-- BEGIN --

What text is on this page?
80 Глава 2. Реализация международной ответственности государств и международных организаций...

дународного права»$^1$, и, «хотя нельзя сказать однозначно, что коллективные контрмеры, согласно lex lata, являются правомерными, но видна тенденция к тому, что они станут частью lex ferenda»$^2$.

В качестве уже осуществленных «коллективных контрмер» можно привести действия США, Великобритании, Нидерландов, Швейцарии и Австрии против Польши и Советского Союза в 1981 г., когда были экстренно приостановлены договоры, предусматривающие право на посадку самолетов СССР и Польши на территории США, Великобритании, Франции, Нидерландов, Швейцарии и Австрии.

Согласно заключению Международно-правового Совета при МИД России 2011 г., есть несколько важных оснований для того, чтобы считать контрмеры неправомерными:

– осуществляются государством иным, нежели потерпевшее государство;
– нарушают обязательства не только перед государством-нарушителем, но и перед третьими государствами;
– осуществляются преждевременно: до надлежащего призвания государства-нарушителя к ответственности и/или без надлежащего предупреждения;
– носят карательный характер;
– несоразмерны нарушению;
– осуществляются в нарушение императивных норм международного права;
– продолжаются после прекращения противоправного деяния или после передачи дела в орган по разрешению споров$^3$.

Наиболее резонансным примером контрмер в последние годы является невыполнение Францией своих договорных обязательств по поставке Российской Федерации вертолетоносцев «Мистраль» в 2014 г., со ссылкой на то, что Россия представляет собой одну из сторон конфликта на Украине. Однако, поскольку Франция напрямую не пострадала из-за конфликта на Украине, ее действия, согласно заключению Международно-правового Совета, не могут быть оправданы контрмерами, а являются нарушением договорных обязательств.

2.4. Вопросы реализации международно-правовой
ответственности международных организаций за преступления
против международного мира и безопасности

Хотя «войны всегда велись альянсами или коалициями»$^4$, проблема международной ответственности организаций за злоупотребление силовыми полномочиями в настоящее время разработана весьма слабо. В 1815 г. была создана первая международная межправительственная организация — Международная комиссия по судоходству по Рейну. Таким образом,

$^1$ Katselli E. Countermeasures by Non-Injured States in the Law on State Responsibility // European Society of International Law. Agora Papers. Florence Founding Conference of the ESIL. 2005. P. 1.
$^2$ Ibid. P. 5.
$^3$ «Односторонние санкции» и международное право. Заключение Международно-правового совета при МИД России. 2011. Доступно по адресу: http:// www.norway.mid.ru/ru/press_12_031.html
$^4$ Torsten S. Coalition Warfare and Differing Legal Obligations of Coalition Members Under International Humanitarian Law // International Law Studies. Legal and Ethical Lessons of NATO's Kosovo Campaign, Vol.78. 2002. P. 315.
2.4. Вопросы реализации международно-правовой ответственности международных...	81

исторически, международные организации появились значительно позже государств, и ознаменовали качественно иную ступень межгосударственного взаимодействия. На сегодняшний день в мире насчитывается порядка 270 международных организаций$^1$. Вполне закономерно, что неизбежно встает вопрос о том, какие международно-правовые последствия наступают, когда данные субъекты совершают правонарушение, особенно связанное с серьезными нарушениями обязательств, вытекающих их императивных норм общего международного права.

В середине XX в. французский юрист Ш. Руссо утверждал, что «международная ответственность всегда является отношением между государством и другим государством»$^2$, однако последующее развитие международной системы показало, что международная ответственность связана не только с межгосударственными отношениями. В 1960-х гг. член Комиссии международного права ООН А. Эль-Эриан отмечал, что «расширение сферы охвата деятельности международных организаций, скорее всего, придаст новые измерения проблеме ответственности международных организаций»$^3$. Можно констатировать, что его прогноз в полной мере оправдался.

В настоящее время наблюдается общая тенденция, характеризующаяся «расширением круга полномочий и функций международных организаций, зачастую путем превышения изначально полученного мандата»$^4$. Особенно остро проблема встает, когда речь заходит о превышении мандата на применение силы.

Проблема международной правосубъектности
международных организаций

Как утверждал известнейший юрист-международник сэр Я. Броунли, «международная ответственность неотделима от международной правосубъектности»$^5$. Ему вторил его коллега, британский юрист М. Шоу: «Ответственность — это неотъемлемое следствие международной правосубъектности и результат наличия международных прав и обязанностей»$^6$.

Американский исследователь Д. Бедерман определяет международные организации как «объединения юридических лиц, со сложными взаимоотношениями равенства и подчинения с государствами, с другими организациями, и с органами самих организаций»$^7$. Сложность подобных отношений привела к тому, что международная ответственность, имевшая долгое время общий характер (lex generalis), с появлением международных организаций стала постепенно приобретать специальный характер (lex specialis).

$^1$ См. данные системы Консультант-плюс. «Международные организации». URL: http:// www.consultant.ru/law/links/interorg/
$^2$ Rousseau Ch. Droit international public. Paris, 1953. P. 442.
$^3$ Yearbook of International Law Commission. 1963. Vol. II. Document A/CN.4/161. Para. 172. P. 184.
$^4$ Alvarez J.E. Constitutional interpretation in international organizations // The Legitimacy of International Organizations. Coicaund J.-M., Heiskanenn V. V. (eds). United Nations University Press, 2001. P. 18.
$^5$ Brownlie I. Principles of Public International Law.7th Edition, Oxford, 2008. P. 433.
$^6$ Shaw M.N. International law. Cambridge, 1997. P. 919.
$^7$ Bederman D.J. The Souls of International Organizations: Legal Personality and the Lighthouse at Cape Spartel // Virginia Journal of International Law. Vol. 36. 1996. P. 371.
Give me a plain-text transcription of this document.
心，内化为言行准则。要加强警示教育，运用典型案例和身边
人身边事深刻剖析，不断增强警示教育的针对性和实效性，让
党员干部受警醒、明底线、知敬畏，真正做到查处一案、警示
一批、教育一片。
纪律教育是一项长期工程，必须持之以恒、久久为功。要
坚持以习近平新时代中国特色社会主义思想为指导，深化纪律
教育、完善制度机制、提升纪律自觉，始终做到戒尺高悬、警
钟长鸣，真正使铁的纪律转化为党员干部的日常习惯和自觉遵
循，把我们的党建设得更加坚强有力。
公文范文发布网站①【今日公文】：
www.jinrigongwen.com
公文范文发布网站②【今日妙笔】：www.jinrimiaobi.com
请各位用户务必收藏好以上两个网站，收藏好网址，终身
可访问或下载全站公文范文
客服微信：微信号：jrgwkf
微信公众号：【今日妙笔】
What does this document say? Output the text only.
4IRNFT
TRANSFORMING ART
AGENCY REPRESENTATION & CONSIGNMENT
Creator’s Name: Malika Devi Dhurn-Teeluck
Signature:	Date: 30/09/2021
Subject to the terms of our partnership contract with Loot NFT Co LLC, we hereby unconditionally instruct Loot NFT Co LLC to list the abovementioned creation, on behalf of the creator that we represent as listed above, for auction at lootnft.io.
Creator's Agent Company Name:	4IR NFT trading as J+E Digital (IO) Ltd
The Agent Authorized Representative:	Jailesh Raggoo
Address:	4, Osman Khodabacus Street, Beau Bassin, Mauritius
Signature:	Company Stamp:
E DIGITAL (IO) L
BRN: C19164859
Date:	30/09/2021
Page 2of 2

-- END --

[WHAT YOU SHOULD DO]
Extract all of the data above and output it character for character.

[FULL OUTPUT]
What text is on this page?
80 Глава 2. Реализация международной ответственности государств и международных организаций...

дународного права»$^1$, и, «хотя нельзя сказать однозначно, что коллективные контрмеры, согласно lex lata, являются правомерными, но видна тенденция к тому, что они станут частью lex ferenda»$^2$.

В качестве уже осуществленных «коллективных контрмер» можно привести действия США, Великобритании, Нидерландов, Швейцарии и Австрии против Польши и Советского Союза в 1981 г., когда были экстренно приостановлены договоры, предусматривающие право на посадку самолетов СССР и Польши на территории США, Великобритании, Франции, Нидерландов, Швейцарии и Австрии.

Согласно заключению Международно-правового Совета при МИД России 2011 г., есть несколько важных оснований для того, чтобы считать контрмеры неправомерными:

– осуществляются государством иным, нежели потерпевшее государство;
– нарушают обязательства не только перед государством-нарушителем, но и перед третьими государствами;
– осуществляются преждевременно: до надлежащего призвания государства-нарушителя к ответственности и/или без надлежащего предупреждения;
– носят карательный характер;
– несоразмерны нарушению;
– осуществляются в нарушение императивных норм международного права;
– продолжаются после прекращения противоправного деяния или после передачи дела в орган по разрешению споров$^3$.

Наиболее резонансным примером контрмер в последние годы является невыполнение Францией своих договорных обязательств по поставке Российской Федерации вертолетоносцев «Мистраль» в 2014 г., со ссылкой на то, что Россия представляет собой одну из сторон конфликта на Украине. Однако, поскольку Франция напрямую не пострадала из-за конфликта на Украине, ее действия, согласно заключению Международно-правового Совета, не могут быть оправданы контрмерами, а являются нарушением договорных обязательств.

2.4. Вопросы реализации международно-правовой
ответственности международных организаций за преступления
против международного мира и безопасности

Хотя «войны всегда велись альянсами или коалициями»$^4$, проблема международной ответственности организаций за злоупотребление силовыми полномочиями в настоящее время разработана весьма слабо. В 1815 г. была создана первая международная межправительственная организация — Международная комиссия по судоходству по Рейну. Таким образом,

$^1$ Katselli E. Countermeasures by Non-Injured States in the Law on State Responsibility // European Society of International Law. Agora Papers. Florence Founding Conference of the ESIL. 2005. P. 1.
$^2$ Ibid. P. 5.
$^3$ «Односторонние санкции» и международное право. Заключение Международно-правового совета при МИД России. 2011. Доступно по адресу: http:// www.norway.mid.ru/ru/press_12_031.html
$^4$ Torsten S. Coalition Warfare and Differing Legal Obligations of Coalition Members Under International Humanitarian Law // International Law Studies. Legal and Ethical Lessons of NATO's Kosovo Campaign, Vol.78. 2002. P. 315.
2.4. Вопросы реализации международно-правовой ответственности международных...	81

исторически, международные организации появились значительно позже государств, и ознаменовали качественно иную ступень межгосударственного взаимодействия. На сегодняшний день в мире насчитывается порядка 270 международных организаций$^1$. Вполне закономерно, что неизбежно встает вопрос о том, какие международно-правовые последствия наступают, когда данные субъекты совершают правонарушение, особенно связанное с серьезными нарушениями обязательств, вытекающих их императивных норм общего международного права.

В середине XX в. французский юрист Ш. Руссо утверждал, что «международная ответственность всегда является отношением между государством и другим государством»$^2$, однако последующее развитие международной системы показало, что международная ответственность связана не только с межгосударственными отношениями. В 1960-х гг. член Комиссии международного права ООН А. Эль-Эриан отмечал, что «расширение сферы охвата деятельности международных организаций, скорее всего, придаст новые измерения проблеме ответственности международных организаций»$^3$. Можно констатировать, что его прогноз в полной мере оправдался.

В настоящее время наблюдается общая тенденция, характеризующаяся «расширением круга полномочий и функций международных организаций, зачастую путем превышения изначально полученного мандата»$^4$. Особенно остро проблема встает, когда речь заходит о превышении мандата на применение силы.

Проблема международной правосубъектности
международных организаций

Как утверждал известнейший юрист-международник сэр Я. Броунли, «международная ответственность неотделима от международной правосубъектности»$^5$. Ему вторил его коллега, британский юрист М. Шоу: «Ответственность — это неотъемлемое следствие международной правосубъектности и результат наличия международных прав и обязанностей»$^6$.

Американский исследователь Д. Бедерман определяет международные организации как «объединения юридических лиц, со сложными взаимоотношениями равенства и подчинения с государствами, с другими организациями, и с органами самих организаций»$^7$. Сложность подобных отношений привела к тому, что международная ответственность, имевшая долгое время общий характер (lex generalis), с появлением международных организаций стала постепенно приобретать специальный характер (lex specialis).

$^1$ См. данные системы Консультант-плюс. «Международные организации». URL: http:// www.consultant.ru/law/links/interorg/
$^2$ Rousseau Ch. Droit international public. Paris, 1953. P. 442.
$^3$ Yearbook of International Law Commission. 1963. Vol. II. Document A/CN.4/161. Para. 172. P. 184.
$^4$ Alvarez J.E. Constitutional interpretation in international organizations // The Legitimacy of International Organizations. Coicaund J.-M., Heiskanenn V. V. (eds). United Nations University Press, 2001. P. 18.
$^5$ Brownlie I. Principles of Public International Law.7th Edition, Oxford, 2008. P. 433.
$^6$ Shaw M.N. International law. Cambridge, 1997. P. 919.
$^7$ Bederman D.J. The Souls of International Organizations: Legal Personality and the Lighthouse at Cape Spartel // Virginia Journal of International Law. Vol. 36. 1996. P. 371.
Give me a plain-text transcription of this document.
心，内化为言行准则。要加强警示教育，运用典型案例和身边
人身边事深刻剖析，不断增强警示教育的针对性和实效性，让
党员干部受警醒、明底线、知敬畏，真正做到查处一案、警示
一批、教育一片。
纪律教育是一项长期工程，必须持之以恒、久久为功。要
坚持以习近平新时代中国特色社会主义思想为指导，深化纪律
教育、完善制度机制、提升纪律自觉，始终做到戒尺高悬、警
钟长鸣，真正使铁的纪律转化为党员干部的日常习惯和自觉遵
循，把我们的党建设得更加坚强有力。
公文范文发布网站①【今日公文】：
www.jinrigongwen.com
公文范文发布网站②【今日妙笔】：www.jinrimiaobi.com
请各位用户务必收藏好以上两个网站，收藏好网址，终身
可访问或下载全站公文范文
客服微信：微信号：jrgwkf
微信公众号：【今日妙笔】
What does this document say? Output the text only.
4IRNFT
TRANSFORMING ART
AGENCY REPRESENTATION & CONSIGNMENT
Creator’s Name: Malika Devi Dhurn-Teeluck
Signature:	Date: 30/09/2021
Subject to the terms of our partnership contract with Loot NFT Co LLC, we hereby unconditionally instruct Loot NFT Co LLC to list the abovementioned creation, on behalf of the creator that we represent as listed above, for auction at lootnft.io.
Creator's Agent Company Name:	4IR NFT trading as J+E Digital (IO) Ltd
The Agent Authorized Representative:	Jailesh Raggoo
Address:	4, Osman Khodabacus Street, Beau Bassin, Mauritius
Signature:	Company Stamp:
E DIGITAL (IO) L
BRN: C19164859
Date:	30/09/2021
Page 2of 2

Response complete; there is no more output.